Text

KEY POINTS:
Leanne Cameron described Bruce Emery's impassive face as "painless".
"Sorry" wouldn't bring her 15-year-old son back, she railed, but then she complained that Emery had never apologised to her. He'd never sought her forgiveness for taking Pihema's life over "a bit of paint".
What she seemed to need was some sign of remorse, some indication that Emery regretted what he had done - that maybe he too was in turmoil.
What she got was a frozen mask that gave her nothing. He was "painless", she concluded - untouched by her pain, unmoved by the loss of her child's life. He showed too little emotion; she showed too much.
While she raged and wept in front of the cameras, Emery's remorse was filtered through his lawyer, Chris Comeskey. Since his sentencing, Emery has told the Sunday Star-Times that he is devastated. "There are a lot of days I cry over this. Every day I ask for forgiveness."
The pity of our criminal justice system, which places a legal and emotional wall between victims and offenders, is that this is not what Leanne Cameron and her family have seen or heard from Emery.
It might well have assuaged their anger and helped them to "move on", as Comeskey suggested they should, if they'd had the slightest hint from Emery that their boy's life meant something to him.
Why didn't they? Why was there not even a letter? Comeskey told reporters that Emery's bail conditions prevented contact with the Cameron family. If so, maybe it's time Emery rectified that. He might also, while he's at it, do us all a favour and restore some much-needed sanity by explaining to the misguided members of his fan club how sorry and stupid and un-heroic he feels. If the reaction of Pihema Cameron's family has been bitter and intemperate, the reaction from those keen to
pin a medal on Emery and make him the poster boy of vigilantism has been so lacking in humanity and what used to be common decency and civility that I wonder why we legitimise it by giving it space.
When did it become acceptable to cheer on the killing of a teenage boy as if he'd been a pest that deserved to be exterminated? When did the defacement of property become justifiable provocation for the kind of rage that ends in the death of a boy? And what are we sowing when we peddle this toxic mix of loathing and fear?

Work order
For each statement below, say yes or no to whether it agrees with the column about Bruce Emery, and quote the exact words from the column that decide it.
(a) Emery told the Sunday Star-Times that he cries over this on many days.
(b) Chris Comeskey said Emery's bail conditions allowed him to contact the Cameron family.
(c) Leanne Cameron complained that Emery had never apologized to her.

Data under study
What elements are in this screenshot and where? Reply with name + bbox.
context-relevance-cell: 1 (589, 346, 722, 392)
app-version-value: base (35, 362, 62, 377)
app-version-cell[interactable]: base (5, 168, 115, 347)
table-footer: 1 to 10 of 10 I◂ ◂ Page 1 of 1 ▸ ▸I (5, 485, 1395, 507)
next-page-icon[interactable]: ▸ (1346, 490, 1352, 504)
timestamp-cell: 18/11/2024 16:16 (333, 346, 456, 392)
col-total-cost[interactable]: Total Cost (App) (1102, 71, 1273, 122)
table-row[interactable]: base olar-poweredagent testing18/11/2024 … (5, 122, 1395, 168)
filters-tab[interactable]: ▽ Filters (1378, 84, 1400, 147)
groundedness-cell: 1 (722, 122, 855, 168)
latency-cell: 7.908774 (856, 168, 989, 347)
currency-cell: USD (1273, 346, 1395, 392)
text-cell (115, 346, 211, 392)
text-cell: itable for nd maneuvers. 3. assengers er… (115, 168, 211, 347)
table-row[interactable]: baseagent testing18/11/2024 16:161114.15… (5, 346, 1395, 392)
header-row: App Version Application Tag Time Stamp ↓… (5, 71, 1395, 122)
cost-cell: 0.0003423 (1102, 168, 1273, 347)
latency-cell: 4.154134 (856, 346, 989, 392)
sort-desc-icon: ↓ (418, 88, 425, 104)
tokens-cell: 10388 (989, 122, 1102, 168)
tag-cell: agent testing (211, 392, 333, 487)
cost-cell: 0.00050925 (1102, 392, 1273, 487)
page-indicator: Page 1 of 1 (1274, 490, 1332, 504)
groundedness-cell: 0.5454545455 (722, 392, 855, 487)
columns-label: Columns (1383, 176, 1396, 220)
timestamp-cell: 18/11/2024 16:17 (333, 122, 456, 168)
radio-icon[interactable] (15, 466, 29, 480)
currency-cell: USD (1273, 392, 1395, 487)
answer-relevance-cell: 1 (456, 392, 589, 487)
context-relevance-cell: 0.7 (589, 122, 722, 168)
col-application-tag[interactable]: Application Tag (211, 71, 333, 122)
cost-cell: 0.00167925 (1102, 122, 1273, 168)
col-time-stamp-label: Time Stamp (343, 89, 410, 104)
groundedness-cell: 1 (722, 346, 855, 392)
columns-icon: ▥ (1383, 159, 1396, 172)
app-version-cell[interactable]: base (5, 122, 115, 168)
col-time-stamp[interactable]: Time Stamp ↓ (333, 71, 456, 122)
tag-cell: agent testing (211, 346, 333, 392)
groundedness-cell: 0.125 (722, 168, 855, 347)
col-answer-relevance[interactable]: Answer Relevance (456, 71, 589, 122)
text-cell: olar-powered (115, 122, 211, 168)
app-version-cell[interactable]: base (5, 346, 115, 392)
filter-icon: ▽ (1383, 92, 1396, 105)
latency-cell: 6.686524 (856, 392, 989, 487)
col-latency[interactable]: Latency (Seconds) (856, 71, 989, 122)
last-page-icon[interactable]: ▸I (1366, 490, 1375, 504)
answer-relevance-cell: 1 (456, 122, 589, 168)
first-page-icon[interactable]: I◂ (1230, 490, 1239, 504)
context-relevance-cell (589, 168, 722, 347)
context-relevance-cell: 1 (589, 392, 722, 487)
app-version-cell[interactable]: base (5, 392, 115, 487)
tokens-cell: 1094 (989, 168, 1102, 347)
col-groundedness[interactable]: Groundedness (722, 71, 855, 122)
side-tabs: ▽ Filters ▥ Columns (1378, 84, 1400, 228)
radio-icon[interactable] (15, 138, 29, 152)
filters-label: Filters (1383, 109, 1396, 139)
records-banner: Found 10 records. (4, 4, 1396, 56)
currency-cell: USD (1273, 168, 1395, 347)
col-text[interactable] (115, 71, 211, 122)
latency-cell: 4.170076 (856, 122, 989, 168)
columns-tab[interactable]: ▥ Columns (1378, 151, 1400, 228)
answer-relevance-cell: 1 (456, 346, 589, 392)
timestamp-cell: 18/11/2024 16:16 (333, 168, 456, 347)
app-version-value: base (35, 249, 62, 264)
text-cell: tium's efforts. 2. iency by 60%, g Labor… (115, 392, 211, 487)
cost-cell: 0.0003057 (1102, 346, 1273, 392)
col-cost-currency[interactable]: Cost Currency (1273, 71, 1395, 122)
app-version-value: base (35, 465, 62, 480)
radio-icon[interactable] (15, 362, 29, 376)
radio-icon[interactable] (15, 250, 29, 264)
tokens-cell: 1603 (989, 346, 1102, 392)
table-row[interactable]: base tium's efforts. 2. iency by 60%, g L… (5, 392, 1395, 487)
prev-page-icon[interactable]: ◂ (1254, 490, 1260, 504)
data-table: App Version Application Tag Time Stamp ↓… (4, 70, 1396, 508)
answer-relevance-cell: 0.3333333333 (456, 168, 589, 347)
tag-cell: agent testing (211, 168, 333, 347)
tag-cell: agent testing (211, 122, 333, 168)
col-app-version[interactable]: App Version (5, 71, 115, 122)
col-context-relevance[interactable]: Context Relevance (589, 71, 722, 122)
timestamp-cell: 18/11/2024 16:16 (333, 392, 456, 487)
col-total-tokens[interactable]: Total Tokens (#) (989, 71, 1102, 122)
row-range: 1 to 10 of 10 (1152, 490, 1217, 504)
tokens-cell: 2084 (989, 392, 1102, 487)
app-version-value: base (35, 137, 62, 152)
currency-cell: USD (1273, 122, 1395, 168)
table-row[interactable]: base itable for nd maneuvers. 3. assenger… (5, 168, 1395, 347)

Written solution
(a) Yes: "There are a lot of days I cry over this."
(b) No: "Comeskey told reporters that Emery's bail conditions prevented contact with the Cameron family."
(c) Yes: "she complained that Emery had never apologised to her."